Records from a collection:
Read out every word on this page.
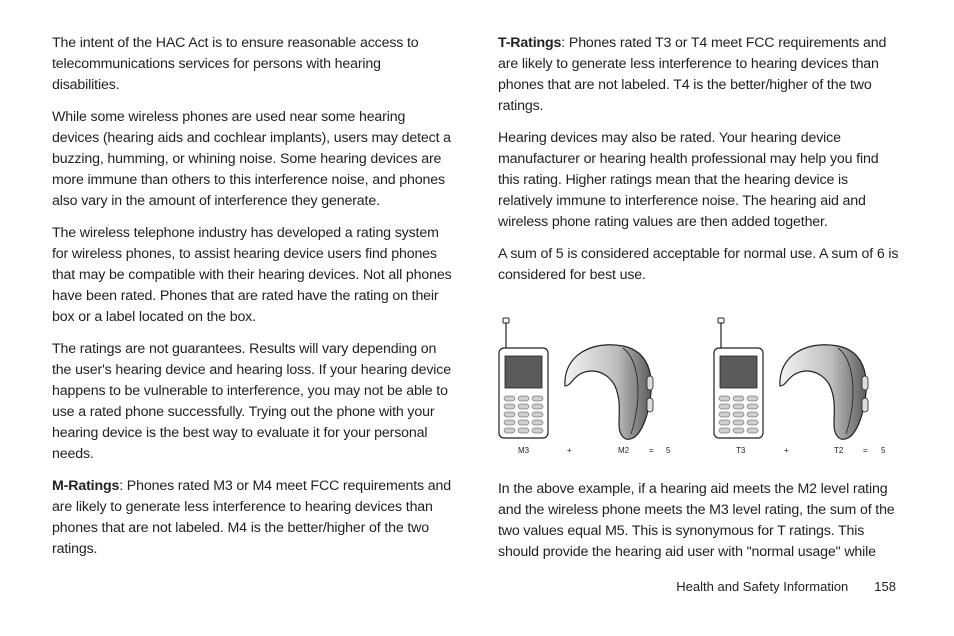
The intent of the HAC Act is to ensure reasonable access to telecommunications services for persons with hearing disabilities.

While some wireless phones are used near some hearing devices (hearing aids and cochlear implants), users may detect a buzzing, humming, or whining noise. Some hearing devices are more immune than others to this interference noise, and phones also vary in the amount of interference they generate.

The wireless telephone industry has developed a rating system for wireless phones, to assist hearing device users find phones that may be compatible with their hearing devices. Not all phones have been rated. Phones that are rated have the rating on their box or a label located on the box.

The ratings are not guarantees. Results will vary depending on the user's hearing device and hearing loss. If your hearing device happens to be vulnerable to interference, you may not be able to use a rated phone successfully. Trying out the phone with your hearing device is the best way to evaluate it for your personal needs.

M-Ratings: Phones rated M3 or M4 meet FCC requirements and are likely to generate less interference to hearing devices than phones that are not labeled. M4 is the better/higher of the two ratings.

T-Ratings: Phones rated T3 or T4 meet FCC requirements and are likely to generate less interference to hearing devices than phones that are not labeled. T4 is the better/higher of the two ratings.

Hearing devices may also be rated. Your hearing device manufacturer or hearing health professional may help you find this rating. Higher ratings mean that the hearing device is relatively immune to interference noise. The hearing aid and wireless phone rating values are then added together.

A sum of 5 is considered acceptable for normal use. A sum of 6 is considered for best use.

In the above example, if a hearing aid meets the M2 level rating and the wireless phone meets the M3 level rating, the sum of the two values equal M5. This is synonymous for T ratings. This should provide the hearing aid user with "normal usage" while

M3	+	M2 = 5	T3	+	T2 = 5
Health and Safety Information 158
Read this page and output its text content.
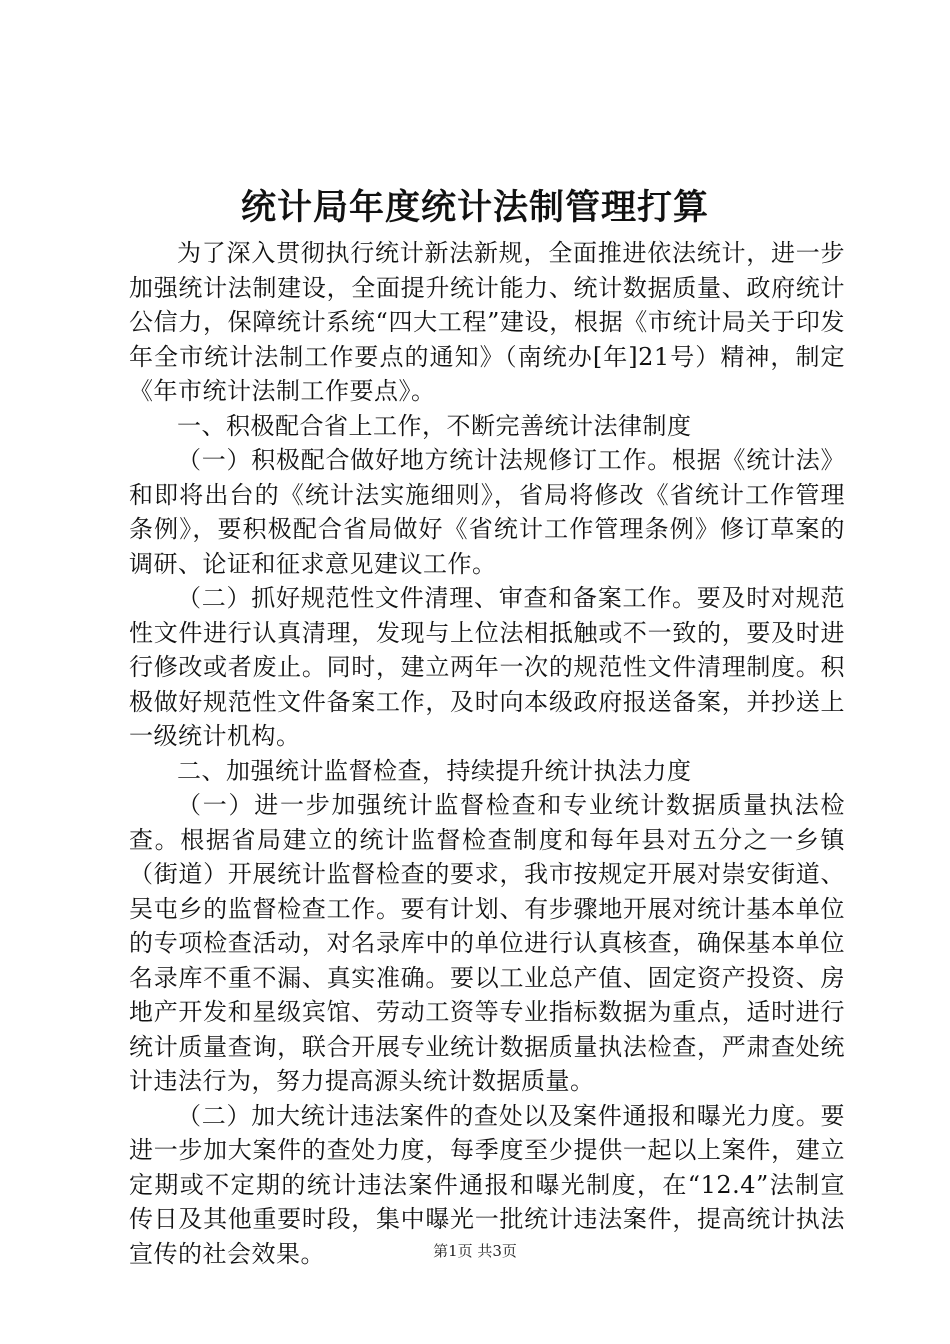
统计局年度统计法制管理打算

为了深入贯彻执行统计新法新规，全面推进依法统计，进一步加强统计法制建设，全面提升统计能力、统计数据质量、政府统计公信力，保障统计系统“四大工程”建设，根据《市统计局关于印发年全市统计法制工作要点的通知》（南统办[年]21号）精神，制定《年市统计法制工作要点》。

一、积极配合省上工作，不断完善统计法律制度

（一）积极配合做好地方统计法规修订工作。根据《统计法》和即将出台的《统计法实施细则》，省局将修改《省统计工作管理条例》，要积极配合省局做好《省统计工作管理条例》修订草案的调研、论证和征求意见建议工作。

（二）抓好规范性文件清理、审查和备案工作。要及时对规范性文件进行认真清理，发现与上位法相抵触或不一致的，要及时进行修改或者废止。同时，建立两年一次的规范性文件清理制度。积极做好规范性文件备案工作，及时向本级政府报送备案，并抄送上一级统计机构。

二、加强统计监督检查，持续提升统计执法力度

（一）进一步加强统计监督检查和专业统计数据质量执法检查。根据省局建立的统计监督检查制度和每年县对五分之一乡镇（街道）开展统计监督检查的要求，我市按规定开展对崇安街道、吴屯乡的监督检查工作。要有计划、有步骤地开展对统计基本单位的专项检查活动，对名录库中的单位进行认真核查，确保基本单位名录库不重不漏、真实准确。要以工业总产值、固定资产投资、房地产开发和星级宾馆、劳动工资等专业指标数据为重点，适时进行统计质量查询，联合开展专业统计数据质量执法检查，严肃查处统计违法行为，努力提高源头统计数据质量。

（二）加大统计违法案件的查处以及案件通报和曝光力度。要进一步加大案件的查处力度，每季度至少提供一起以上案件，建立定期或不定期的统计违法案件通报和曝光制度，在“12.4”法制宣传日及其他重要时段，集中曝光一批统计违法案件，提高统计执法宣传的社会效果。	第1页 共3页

**To be done**. Exclude every picture and copy the remaining data exactly.

**Right answer**.
Read out every word on this page.
The intent of the HAC Act is to ensure reasonable access to telecommunications services for persons with hearing disabilities.

While some wireless phones are used near some hearing devices (hearing aids and cochlear implants), users may detect a buzzing, humming, or whining noise. Some hearing devices are more immune than others to this interference noise, and phones also vary in the amount of interference they generate.

The wireless telephone industry has developed a rating system for wireless phones, to assist hearing device users find phones that may be compatible with their hearing devices. Not all phones have been rated. Phones that are rated have the rating on their box or a label located on the box.

The ratings are not guarantees. Results will vary depending on the user's hearing device and hearing loss. If your hearing device happens to be vulnerable to interference, you may not be able to use a rated phone successfully. Trying out the phone with your hearing device is the best way to evaluate it for your personal needs.

M-Ratings: Phones rated M3 or M4 meet FCC requirements and are likely to generate less interference to hearing devices than phones that are not labeled. M4 is the better/higher of the two ratings.

T-Ratings: Phones rated T3 or T4 meet FCC requirements and are likely to generate less interference to hearing devices than phones that are not labeled. T4 is the better/higher of the two ratings.

Hearing devices may also be rated. Your hearing device manufacturer or hearing health professional may help you find this rating. Higher ratings mean that the hearing device is relatively immune to interference noise. The hearing aid and wireless phone rating values are then added together.

A sum of 5 is considered acceptable for normal use. A sum of 6 is considered for best use.

In the above example, if a hearing aid meets the M2 level rating and the wireless phone meets the M3 level rating, the sum of the two values equal M5. This is synonymous for T ratings. This should provide the hearing aid user with "normal usage" while

M3	+	M2 = 5	T3	+	T2 = 5
Health and Safety Information 158
Read this page and output its text content.
统计局年度统计法制管理打算

为了深入贯彻执行统计新法新规，全面推进依法统计，进一步加强统计法制建设，全面提升统计能力、统计数据质量、政府统计公信力，保障统计系统“四大工程”建设，根据《市统计局关于印发年全市统计法制工作要点的通知》（南统办[年]21号）精神，制定《年市统计法制工作要点》。

一、积极配合省上工作，不断完善统计法律制度

（一）积极配合做好地方统计法规修订工作。根据《统计法》和即将出台的《统计法实施细则》，省局将修改《省统计工作管理条例》，要积极配合省局做好《省统计工作管理条例》修订草案的调研、论证和征求意见建议工作。

（二）抓好规范性文件清理、审查和备案工作。要及时对规范性文件进行认真清理，发现与上位法相抵触或不一致的，要及时进行修改或者废止。同时，建立两年一次的规范性文件清理制度。积极做好规范性文件备案工作，及时向本级政府报送备案，并抄送上一级统计机构。

二、加强统计监督检查，持续提升统计执法力度

（一）进一步加强统计监督检查和专业统计数据质量执法检查。根据省局建立的统计监督检查制度和每年县对五分之一乡镇（街道）开展统计监督检查的要求，我市按规定开展对崇安街道、吴屯乡的监督检查工作。要有计划、有步骤地开展对统计基本单位的专项检查活动，对名录库中的单位进行认真核查，确保基本单位名录库不重不漏、真实准确。要以工业总产值、固定资产投资、房地产开发和星级宾馆、劳动工资等专业指标数据为重点，适时进行统计质量查询，联合开展专业统计数据质量执法检查，严肃查处统计违法行为，努力提高源头统计数据质量。

（二）加大统计违法案件的查处以及案件通报和曝光力度。要进一步加大案件的查处力度，每季度至少提供一起以上案件，建立定期或不定期的统计违法案件通报和曝光制度，在“12.4”法制宣传日及其他重要时段，集中曝光一批统计违法案件，提高统计执法宣传的社会效果。	第1页 共3页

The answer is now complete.